Aim of the task: Each entry below is to be duplicated verbatim.

[Records from a data collection]

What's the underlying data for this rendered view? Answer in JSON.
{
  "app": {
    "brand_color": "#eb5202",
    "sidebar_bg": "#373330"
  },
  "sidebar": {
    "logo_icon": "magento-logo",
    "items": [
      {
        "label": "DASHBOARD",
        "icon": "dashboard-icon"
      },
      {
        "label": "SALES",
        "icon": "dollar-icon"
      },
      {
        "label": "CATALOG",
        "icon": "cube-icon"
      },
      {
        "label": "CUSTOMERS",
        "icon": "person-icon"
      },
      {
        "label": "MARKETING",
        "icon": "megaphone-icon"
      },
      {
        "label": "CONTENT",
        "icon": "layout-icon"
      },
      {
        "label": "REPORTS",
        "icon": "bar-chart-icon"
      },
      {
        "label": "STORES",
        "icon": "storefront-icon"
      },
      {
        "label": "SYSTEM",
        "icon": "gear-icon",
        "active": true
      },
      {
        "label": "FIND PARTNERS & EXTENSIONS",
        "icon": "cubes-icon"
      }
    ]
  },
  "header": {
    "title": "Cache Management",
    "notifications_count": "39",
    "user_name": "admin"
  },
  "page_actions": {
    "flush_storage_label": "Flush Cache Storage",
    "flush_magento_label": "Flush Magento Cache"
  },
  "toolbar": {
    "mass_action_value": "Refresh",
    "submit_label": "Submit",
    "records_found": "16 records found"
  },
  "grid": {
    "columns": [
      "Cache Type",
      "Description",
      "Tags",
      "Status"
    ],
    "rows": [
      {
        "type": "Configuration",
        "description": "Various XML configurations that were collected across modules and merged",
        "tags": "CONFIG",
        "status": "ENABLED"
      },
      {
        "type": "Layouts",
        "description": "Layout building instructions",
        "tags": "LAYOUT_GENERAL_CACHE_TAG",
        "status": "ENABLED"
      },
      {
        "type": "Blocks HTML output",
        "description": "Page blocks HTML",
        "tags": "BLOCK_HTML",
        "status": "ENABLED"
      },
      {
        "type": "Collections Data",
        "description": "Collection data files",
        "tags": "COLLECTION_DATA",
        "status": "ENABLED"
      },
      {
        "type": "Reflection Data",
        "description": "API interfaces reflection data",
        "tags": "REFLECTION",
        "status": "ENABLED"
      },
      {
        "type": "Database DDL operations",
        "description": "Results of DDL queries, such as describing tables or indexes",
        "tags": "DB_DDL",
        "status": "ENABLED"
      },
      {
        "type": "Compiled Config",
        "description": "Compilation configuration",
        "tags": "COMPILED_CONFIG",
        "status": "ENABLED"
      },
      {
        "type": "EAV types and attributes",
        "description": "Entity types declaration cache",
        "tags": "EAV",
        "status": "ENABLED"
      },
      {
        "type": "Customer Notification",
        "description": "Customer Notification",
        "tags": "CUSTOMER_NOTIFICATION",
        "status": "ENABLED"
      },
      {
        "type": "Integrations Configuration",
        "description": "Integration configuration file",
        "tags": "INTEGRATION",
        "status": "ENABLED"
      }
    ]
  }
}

Result:
What's the underlying data for this rendered view? Answer in JSON.
{
  "app": {
    "brand_color": "#eb5202",
    "sidebar_bg": "#373330"
  },
  "sidebar": {
    "logo_icon": "magento-logo",
    "items": [
      {
        "label": "DASHBOARD",
        "icon": "dashboard-icon"
      },
      {
        "label": "SALES",
        "icon": "dollar-icon"
      },
      {
        "label": "CATALOG",
        "icon": "cube-icon"
      },
      {
        "label": "CUSTOMERS",
        "icon": "person-icon"
      },
      {
        "label": "MARKETING",
        "icon": "megaphone-icon"
      },
      {
        "label": "CONTENT",
        "icon": "layout-icon"
      },
      {
        "label": "REPORTS",
        "icon": "bar-chart-icon"
      },
      {
        "label": "STORES",
        "icon": "storefront-icon"
      },
      {
        "label": "SYSTEM",
        "icon": "gear-icon",
        "active": true
      },
      {
        "label": "FIND PARTNERS & EXTENSIONS",
        "icon": "cubes-icon"
      }
    ]
  },
  "header": {
    "title": "Cache Management",
    "notifications_count": "39",
    "user_name": "admin"
  },
  "page_actions": {
    "flush_storage_label": "Flush Cache Storage",
    "flush_magento_label": "Flush Magento Cache"
  },
  "toolbar": {
    "mass_action_value": "Refresh",
    "submit_label": "Submit",
    "records_found": "16 records found"
  },
  "grid": {
    "columns": [
      "Cache Type",
      "Description",
      "Tags",
      "Status"
    ],
    "rows": [
      {
        "type": "Configuration",
        "description": "Various XML configurations that were collected across modules and merged",
        "tags": "CONFIG",
        "status": "ENABLED"
      },
      {
        "type": "Layouts",
        "description": "Layout building instructions",
        "tags": "LAYOUT_GENERAL_CACHE_TAG",
        "status": "ENABLED"
      },
      {
        "type": "Blocks HTML output",
        "description": "Page blocks HTML",
        "tags": "BLOCK_HTML",
        "status": "ENABLED"
      },
      {
        "type": "Collections Data",
        "description": "Collection data files",
        "tags": "COLLECTION_DATA",
        "status": "ENABLED"
      },
      {
        "type": "Reflection Data",
        "description": "API interfaces reflection data",
        "tags": "REFLECTION",
        "status": "ENABLED"
      },
      {
        "type": "Database DDL operations",
        "description": "Results of DDL queries, such as describing tables or indexes",
        "tags": "DB_DDL",
        "status": "ENABLED"
      },
      {
        "type": "Compiled Config",
        "description": "Compilation configuration",
        "tags": "COMPILED_CONFIG",
        "status": "ENABLED"
      },
      {
        "type": "EAV types and attributes",
        "description": "Entity types declaration cache",
        "tags": "EAV",
        "status": "ENABLED"
      },
      {
        "type": "Customer Notification",
        "description": "Customer Notification",
        "tags": "CUSTOMER_NOTIFICATION",
        "status": "ENABLED"
      },
      {
        "type": "Integrations Configuration",
        "description": "Integration configuration file",
        "tags": "INTEGRATION",
        "status": "ENABLED"
      }
    ]
  }
}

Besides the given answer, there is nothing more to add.